Start

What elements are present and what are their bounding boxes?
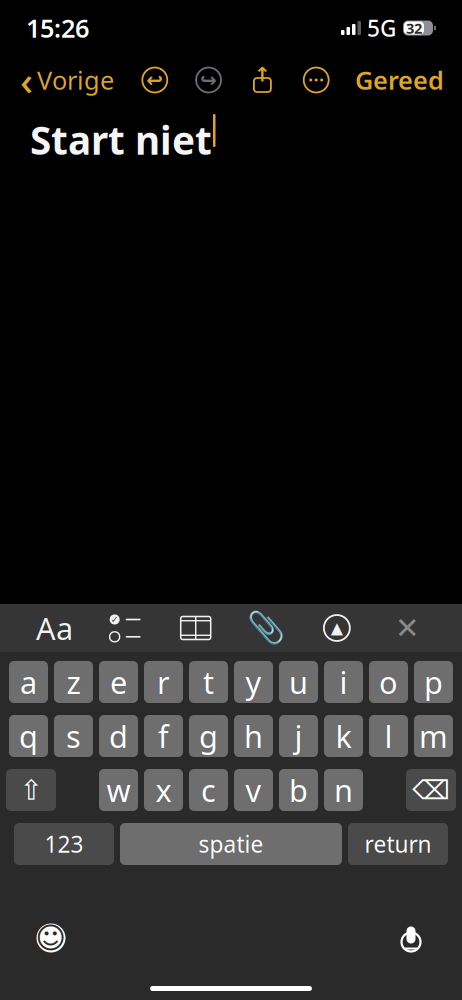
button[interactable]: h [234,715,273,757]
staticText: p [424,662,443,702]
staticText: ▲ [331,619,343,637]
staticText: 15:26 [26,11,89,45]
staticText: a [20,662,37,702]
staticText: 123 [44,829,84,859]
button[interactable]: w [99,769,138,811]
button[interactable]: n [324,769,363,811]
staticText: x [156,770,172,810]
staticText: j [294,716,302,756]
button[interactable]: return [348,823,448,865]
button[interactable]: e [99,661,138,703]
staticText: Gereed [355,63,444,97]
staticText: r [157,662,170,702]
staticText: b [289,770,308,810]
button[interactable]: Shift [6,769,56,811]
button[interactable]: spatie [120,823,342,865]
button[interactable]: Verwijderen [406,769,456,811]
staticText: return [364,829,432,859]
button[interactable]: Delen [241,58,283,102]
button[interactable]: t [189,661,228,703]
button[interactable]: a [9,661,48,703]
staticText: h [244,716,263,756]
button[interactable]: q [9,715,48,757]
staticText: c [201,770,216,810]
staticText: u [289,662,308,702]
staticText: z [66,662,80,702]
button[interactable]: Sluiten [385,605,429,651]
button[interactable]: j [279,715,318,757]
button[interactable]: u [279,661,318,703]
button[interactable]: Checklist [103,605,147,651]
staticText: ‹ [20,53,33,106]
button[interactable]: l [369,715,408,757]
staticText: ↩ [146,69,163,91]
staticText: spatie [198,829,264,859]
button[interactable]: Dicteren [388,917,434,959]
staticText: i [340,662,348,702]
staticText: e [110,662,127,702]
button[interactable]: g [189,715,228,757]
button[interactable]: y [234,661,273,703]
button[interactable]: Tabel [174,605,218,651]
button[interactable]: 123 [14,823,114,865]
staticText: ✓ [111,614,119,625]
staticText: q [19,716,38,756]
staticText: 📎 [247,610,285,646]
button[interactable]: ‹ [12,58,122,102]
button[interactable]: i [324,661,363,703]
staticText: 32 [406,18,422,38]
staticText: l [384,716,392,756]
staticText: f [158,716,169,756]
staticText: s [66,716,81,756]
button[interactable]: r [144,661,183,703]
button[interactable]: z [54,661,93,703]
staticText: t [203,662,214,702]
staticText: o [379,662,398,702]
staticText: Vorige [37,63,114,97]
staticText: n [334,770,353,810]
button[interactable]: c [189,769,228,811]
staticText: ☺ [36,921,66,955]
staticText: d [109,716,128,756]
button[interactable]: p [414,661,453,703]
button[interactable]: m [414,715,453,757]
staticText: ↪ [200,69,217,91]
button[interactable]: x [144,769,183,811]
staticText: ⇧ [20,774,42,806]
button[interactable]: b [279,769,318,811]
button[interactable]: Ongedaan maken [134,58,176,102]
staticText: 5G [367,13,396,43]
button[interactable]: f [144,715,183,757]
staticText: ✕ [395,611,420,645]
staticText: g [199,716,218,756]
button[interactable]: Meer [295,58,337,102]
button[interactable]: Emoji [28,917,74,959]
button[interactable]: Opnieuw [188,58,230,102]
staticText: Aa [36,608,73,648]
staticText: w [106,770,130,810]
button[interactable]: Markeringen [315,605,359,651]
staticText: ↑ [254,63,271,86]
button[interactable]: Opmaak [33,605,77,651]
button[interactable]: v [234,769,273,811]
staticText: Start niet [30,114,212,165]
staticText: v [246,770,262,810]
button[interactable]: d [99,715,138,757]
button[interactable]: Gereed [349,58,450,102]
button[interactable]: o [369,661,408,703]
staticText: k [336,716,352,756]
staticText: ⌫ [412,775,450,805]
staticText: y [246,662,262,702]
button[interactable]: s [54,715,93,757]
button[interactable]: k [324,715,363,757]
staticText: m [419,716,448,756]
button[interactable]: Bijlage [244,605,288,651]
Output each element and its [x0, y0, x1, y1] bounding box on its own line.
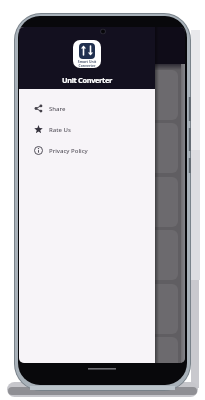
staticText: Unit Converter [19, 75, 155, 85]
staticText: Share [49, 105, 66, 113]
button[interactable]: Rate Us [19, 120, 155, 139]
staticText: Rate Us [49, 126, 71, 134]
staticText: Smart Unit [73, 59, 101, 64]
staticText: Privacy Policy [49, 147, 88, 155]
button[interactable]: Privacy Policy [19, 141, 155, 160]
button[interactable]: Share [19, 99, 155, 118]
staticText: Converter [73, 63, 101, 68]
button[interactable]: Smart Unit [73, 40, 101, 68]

End

STATED GOAL:
Format the rows above as a JSON list of strings, one string per line, running from the line with "button[interactable]: h [234,715,273,757]" through the line with "button[interactable]: Verwijderen [406,769,456,811]", both included, with blank lines omitted.

WORKED ANSWER:
[
  "button[interactable]: h [234,715,273,757]",
  "staticText: p [424,662,443,702]",
  "staticText: ▲ [331,619,343,637]",
  "staticText: 15:26 [26,11,89,45]",
  "staticText: a [20,662,37,702]",
  "staticText: 123 [44,829,84,859]",
  "button[interactable]: w [99,769,138,811]",
  "button[interactable]: n [324,769,363,811]",
  "staticText: x [156,770,172,810]",
  "staticText: j [294,716,302,756]",
  "button[interactable]: return [348,823,448,865]",
  "button[interactable]: e [99,661,138,703]",
  "staticText: Gereed [355,63,444,97]",
  "staticText: r [157,662,170,702]",
  "staticText: b [289,770,308,810]",
  "button[interactable]: Shift [6,769,56,811]",
  "button[interactable]: spatie [120,823,342,865]",
  "button[interactable]: Verwijderen [406,769,456,811]"
]